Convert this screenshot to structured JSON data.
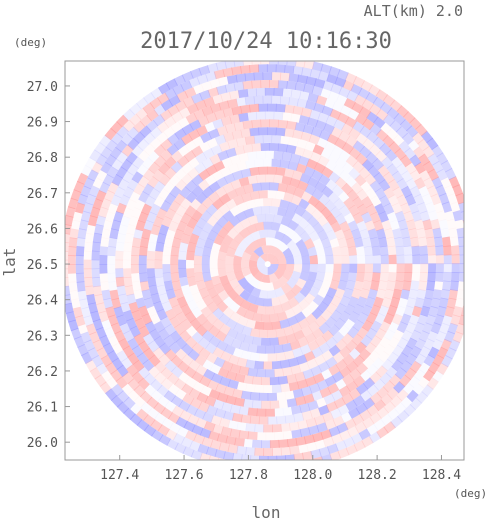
{
  "header": {
    "altitude_label": "ALT(km) 2.0",
    "timestamp": "2017/10/24 10:16:30"
  },
  "chart_data": {
    "type": "heatmap",
    "description_kind": "polar radar scan (PPI) at constant altitude",
    "title": "2017/10/24 10:16:30",
    "xlabel": "lon",
    "ylabel": "lat",
    "x_unit": "(deg)",
    "y_unit": "(deg)",
    "xlim": [
      127.23,
      128.47
    ],
    "ylim": [
      25.95,
      27.07
    ],
    "x_ticks": [
      "127.4",
      "127.6",
      "127.8",
      "128.0",
      "128.2",
      "128.4"
    ],
    "y_ticks": [
      "26.0",
      "26.1",
      "26.2",
      "26.3",
      "26.4",
      "26.5",
      "26.6",
      "26.7",
      "26.8",
      "26.9",
      "27.0"
    ],
    "center": {
      "lon": 127.86,
      "lat": 26.5
    },
    "colors": {
      "positive": "#ff9a9a",
      "negative": "#9a9aff",
      "zero": "#ffffff"
    },
    "grid": false
  }
}
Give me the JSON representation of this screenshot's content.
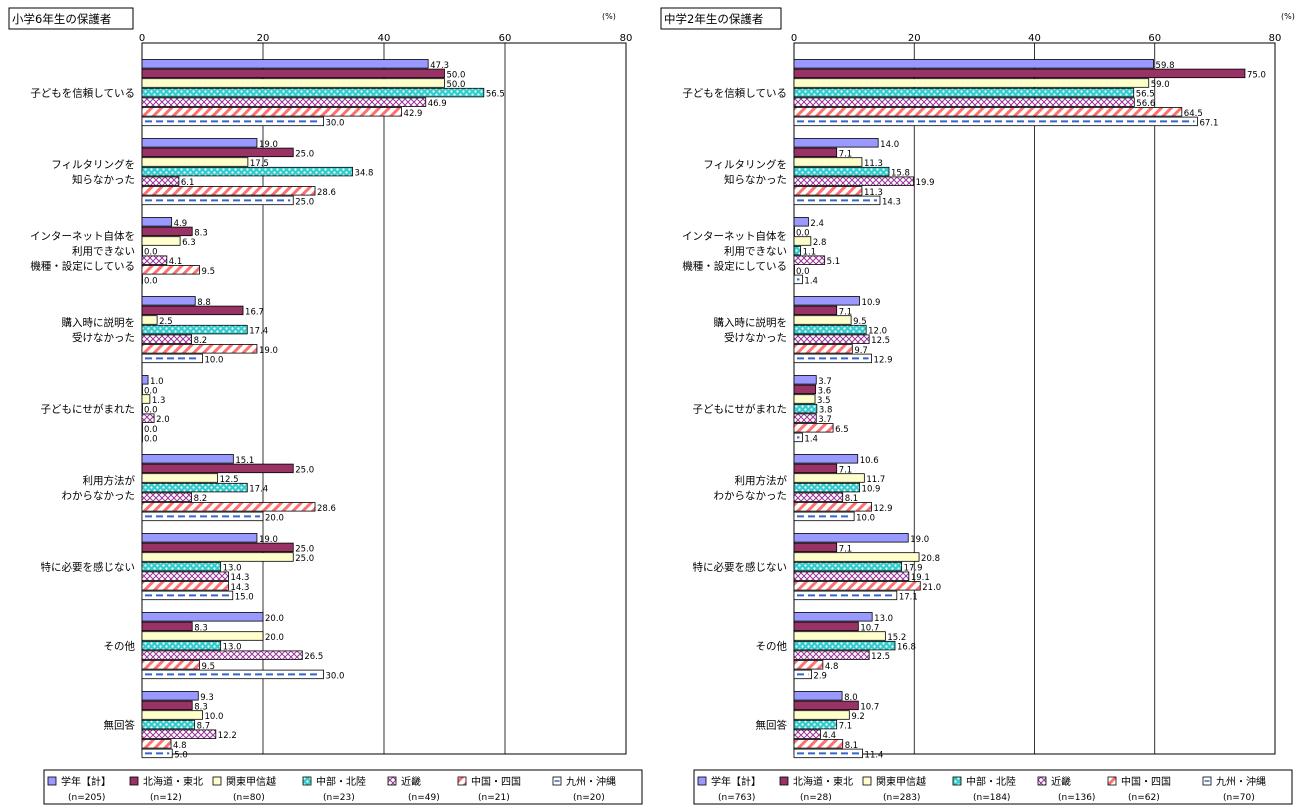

____

Exercise details: Scan the entries above. Copy each line that has the string "screenshot".

Answer below:
Convert this screenshot to structured JSON data.
Give me the JSON representation of this screenshot's content.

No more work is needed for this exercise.